:: OBJECTIVE ::
Look through the material below for "burger". Copy every line that contains it.

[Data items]

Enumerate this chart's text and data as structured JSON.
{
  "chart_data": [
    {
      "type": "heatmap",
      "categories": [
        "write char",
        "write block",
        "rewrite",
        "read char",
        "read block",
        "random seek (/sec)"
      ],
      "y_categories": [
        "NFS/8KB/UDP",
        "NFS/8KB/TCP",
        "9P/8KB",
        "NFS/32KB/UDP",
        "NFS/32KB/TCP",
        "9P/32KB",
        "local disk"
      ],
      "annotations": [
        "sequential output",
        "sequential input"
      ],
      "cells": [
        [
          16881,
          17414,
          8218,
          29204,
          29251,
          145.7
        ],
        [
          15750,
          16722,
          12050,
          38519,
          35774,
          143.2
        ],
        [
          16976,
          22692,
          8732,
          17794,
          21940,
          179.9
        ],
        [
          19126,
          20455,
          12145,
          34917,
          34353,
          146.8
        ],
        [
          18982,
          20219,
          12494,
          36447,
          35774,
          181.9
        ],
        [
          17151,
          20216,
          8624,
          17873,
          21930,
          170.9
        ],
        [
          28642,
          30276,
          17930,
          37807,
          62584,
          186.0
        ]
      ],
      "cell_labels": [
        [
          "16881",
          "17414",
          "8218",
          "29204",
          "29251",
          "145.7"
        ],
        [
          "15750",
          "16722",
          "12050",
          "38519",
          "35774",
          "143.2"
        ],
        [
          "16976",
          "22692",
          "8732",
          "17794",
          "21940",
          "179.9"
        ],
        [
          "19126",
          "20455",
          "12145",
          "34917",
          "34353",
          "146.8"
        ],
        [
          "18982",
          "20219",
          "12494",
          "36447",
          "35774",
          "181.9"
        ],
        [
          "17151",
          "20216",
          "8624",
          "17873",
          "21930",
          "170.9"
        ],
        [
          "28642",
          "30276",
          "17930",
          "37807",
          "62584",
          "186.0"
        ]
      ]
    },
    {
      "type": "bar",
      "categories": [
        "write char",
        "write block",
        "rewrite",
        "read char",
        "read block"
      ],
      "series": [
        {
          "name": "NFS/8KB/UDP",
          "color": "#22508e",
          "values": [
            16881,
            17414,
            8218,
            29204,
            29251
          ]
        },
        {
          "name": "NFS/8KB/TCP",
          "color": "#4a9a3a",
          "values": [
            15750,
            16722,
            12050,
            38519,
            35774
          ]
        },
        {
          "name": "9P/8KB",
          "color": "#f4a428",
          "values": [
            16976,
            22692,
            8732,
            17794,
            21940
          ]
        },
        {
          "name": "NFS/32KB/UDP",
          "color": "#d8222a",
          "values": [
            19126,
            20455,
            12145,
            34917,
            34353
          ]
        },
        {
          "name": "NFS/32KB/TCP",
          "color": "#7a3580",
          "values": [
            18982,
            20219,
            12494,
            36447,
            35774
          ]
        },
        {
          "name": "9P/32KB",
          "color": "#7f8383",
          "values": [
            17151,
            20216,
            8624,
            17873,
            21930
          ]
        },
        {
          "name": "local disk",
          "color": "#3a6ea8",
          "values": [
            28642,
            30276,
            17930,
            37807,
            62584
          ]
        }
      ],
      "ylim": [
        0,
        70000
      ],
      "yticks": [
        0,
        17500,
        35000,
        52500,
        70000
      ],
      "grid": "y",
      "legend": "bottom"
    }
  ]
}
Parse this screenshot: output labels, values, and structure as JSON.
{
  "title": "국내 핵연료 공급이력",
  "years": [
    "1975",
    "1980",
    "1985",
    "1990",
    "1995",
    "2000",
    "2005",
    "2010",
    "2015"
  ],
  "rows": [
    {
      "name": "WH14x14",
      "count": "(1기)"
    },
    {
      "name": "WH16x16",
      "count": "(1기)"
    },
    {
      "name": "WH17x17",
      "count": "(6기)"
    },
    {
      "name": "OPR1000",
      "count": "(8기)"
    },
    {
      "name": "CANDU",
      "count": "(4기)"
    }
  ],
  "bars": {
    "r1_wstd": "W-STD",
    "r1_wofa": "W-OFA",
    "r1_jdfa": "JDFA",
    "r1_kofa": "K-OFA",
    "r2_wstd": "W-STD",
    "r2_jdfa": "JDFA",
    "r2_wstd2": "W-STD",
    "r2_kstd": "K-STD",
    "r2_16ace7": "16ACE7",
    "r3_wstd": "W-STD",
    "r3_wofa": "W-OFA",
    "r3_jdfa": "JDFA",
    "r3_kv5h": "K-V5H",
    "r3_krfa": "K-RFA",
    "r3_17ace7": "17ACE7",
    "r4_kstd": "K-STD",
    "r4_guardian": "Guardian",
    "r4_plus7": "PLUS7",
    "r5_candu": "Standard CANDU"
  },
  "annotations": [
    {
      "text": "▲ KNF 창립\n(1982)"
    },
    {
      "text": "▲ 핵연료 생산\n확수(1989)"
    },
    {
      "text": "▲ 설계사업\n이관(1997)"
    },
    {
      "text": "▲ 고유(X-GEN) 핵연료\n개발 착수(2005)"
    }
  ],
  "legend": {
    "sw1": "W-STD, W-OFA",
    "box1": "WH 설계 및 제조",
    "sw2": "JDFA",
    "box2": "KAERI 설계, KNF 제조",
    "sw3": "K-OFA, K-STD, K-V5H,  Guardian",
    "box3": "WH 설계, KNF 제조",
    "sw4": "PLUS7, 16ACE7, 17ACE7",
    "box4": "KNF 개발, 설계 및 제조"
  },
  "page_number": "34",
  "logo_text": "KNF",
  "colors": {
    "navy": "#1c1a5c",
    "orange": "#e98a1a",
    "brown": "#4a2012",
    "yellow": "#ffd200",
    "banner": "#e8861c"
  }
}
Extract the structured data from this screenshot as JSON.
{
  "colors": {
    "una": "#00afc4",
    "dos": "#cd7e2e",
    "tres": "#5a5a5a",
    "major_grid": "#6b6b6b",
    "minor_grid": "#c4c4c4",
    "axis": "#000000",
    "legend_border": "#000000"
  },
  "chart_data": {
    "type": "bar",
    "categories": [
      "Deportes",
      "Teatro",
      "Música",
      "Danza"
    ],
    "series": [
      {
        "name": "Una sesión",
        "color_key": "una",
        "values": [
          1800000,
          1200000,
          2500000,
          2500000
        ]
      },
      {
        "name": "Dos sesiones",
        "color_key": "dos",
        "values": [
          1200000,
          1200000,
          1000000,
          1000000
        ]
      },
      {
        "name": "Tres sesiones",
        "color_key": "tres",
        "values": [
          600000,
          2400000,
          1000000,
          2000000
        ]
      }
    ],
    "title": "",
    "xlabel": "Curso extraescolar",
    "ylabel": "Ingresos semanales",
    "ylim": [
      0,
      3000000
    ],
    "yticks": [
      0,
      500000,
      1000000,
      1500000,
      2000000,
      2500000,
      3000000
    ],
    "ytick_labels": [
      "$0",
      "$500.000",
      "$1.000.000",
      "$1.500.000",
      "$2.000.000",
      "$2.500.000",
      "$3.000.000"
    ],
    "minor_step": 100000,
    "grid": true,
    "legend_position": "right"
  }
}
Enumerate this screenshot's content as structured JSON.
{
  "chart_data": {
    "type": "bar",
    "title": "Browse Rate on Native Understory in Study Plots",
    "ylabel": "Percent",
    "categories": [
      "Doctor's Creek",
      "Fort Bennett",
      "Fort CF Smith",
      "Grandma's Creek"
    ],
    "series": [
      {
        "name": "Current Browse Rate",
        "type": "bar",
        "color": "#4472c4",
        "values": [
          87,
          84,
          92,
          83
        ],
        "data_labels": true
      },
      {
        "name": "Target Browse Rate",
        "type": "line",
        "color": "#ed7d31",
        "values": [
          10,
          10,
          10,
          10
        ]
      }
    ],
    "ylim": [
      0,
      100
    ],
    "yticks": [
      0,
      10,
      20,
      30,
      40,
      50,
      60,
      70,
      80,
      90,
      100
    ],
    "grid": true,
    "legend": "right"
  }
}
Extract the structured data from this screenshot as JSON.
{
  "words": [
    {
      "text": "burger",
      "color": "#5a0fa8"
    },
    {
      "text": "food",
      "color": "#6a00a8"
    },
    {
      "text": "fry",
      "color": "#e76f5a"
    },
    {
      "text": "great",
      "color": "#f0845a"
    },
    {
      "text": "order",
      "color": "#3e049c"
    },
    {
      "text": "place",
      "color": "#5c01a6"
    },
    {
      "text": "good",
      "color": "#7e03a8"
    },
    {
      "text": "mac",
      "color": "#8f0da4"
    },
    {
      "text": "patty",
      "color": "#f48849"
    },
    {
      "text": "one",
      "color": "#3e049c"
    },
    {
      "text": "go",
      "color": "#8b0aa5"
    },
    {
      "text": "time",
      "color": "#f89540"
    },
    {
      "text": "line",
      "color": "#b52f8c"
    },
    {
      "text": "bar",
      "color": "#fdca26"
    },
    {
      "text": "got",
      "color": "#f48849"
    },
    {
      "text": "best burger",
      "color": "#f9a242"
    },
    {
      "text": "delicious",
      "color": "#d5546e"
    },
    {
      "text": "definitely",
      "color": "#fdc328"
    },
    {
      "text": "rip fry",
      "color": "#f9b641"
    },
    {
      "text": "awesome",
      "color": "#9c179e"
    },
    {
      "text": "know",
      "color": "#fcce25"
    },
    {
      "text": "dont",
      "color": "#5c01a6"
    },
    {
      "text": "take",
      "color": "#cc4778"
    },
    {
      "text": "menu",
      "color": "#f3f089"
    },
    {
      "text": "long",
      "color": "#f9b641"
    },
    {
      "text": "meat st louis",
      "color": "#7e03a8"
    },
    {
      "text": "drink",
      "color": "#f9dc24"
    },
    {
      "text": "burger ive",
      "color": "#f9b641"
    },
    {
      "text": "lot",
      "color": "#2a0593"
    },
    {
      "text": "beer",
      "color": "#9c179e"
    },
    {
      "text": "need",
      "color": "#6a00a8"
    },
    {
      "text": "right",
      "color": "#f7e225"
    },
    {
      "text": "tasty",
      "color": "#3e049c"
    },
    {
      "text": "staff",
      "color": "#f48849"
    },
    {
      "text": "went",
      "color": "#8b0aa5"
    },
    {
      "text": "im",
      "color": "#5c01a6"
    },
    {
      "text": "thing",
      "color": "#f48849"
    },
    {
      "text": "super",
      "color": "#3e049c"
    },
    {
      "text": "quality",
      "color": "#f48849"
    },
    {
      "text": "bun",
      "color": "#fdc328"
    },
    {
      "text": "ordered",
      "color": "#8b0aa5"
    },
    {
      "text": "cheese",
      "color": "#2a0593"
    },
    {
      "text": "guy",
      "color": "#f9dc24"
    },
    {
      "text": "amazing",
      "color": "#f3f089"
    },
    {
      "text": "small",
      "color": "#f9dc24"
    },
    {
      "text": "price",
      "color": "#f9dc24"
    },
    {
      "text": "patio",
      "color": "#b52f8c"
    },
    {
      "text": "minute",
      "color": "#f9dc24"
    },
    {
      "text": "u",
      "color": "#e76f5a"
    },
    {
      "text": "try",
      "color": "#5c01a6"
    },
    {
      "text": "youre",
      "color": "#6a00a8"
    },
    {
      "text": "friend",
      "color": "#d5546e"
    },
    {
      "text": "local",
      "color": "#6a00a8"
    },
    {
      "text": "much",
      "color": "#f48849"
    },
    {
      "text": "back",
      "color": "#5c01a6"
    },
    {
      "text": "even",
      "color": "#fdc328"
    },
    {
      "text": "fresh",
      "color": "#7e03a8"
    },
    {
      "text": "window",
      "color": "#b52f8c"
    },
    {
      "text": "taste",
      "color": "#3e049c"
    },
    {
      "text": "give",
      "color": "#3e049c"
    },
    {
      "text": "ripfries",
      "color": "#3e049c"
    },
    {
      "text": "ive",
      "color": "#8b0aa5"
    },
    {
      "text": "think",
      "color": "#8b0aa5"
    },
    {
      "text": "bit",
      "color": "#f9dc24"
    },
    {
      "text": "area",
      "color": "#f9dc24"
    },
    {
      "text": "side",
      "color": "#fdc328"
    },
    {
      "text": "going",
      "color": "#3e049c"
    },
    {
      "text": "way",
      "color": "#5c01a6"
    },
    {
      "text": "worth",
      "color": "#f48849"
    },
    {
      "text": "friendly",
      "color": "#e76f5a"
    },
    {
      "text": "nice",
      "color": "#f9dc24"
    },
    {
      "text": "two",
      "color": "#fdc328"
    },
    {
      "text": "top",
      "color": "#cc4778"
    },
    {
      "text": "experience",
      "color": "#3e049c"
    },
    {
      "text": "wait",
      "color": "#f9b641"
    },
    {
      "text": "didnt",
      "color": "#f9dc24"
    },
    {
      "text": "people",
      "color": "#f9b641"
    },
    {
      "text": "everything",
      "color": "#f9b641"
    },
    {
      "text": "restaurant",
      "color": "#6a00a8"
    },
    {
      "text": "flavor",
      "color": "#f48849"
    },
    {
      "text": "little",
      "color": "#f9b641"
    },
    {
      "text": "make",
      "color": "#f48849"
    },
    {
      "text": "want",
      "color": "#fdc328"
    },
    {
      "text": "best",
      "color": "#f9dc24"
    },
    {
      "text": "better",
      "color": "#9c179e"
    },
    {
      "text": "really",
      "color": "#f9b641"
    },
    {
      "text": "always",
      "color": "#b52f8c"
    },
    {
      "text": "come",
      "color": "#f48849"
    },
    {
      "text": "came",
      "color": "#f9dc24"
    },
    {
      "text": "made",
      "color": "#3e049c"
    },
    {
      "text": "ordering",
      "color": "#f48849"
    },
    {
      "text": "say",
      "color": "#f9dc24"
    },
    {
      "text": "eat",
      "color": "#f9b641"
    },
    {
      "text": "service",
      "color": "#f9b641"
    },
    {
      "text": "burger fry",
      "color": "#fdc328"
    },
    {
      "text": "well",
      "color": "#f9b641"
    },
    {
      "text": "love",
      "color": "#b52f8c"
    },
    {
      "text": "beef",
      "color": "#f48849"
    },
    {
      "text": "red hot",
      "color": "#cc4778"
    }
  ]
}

:: EXERCISE SOLUTION ::
      "text": "burger",
      "text": "best burger",
      "text": "burger ive",
      "text": "burger fry",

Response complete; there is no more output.